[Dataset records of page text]
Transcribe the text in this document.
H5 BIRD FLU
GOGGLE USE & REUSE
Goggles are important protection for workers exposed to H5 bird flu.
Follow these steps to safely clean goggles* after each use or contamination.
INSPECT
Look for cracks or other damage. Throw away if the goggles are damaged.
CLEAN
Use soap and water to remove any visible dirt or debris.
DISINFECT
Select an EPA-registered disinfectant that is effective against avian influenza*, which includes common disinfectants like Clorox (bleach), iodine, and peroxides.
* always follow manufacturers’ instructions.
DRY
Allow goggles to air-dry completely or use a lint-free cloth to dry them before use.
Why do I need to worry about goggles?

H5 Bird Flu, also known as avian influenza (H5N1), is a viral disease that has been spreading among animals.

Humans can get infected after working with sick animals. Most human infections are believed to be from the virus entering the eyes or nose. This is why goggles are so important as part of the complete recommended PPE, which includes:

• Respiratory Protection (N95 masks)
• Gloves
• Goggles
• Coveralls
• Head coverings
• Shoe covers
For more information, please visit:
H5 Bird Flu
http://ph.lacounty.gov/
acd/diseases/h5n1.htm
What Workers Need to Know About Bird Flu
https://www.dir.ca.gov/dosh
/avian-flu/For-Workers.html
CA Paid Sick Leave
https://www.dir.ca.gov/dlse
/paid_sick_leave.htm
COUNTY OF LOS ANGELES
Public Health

---

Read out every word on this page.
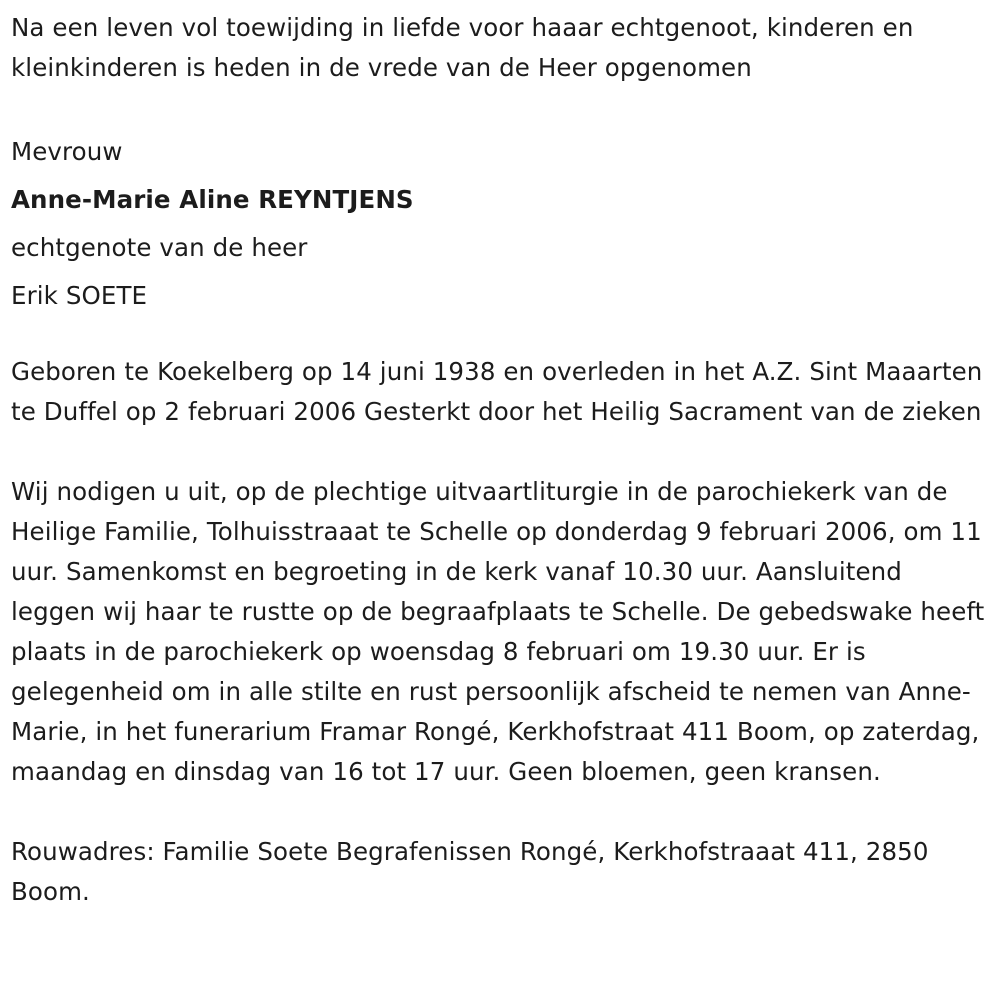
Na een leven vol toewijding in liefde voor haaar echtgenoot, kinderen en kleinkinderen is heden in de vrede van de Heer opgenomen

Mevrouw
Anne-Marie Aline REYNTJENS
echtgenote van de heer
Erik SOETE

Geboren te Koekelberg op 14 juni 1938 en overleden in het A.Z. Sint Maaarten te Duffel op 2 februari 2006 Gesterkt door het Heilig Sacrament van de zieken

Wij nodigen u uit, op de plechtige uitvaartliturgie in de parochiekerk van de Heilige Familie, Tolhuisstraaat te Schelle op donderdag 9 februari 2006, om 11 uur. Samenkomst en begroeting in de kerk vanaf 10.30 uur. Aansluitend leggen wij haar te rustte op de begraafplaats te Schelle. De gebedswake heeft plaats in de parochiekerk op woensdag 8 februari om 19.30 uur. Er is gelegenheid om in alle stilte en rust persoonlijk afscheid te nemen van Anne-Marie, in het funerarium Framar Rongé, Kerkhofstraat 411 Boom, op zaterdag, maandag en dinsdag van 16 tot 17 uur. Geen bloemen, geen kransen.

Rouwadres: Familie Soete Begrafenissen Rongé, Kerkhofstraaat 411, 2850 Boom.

...

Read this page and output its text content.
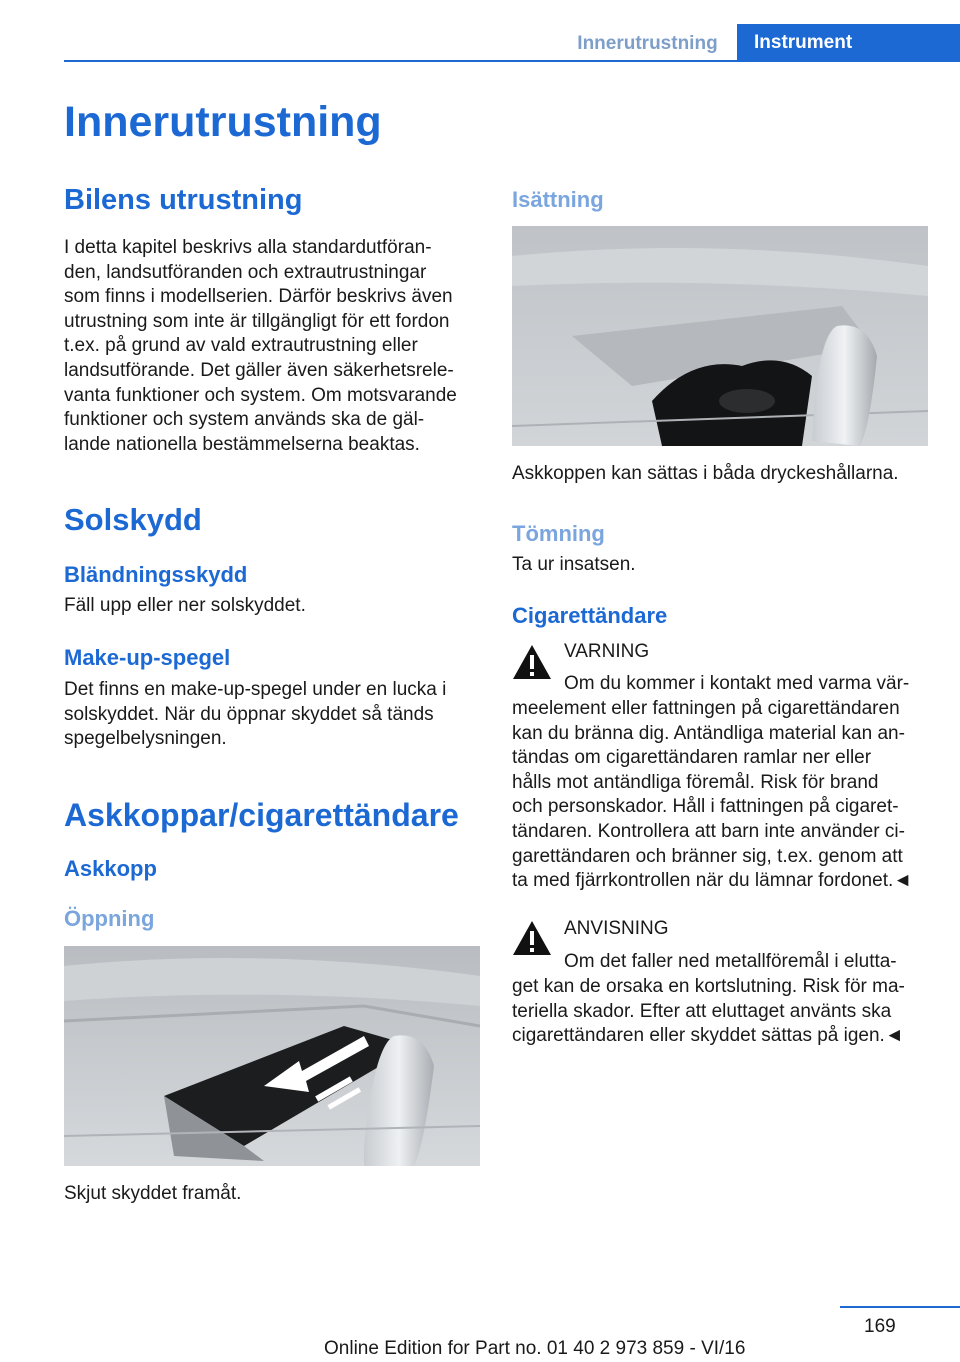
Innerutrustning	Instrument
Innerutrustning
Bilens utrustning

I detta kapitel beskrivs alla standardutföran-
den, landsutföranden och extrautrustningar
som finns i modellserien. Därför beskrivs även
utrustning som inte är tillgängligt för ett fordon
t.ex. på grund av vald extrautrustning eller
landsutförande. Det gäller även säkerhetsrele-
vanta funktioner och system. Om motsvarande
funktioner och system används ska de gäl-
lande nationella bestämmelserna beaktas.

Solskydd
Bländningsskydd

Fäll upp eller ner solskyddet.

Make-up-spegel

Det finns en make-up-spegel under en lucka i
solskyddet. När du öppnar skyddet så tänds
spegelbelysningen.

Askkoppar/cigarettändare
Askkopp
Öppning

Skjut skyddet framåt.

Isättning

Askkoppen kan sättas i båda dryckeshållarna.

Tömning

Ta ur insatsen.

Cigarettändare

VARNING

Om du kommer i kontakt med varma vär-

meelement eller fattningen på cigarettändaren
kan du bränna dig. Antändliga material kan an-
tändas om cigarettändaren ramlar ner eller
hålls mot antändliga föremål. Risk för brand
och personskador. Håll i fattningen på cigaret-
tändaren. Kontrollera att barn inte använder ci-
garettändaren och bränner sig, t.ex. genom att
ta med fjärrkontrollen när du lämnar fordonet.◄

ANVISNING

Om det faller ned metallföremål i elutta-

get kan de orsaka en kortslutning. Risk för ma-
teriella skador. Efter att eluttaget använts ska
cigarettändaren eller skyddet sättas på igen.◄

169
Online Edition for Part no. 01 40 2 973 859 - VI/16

**Work order**. Please show every line of the records that holds the word "which".

**Task answer**.
Select an EPA-registered disinfectant that is effective against avian influenza*, which includes common disinfectants like Clorox (bleach), iodine, and peroxides.
Humans can get infected after working with sick animals. Most human infections are believed to be from the virus entering the eyes or nose. This is why goggles are so important as part of the complete recommended PPE, which includes:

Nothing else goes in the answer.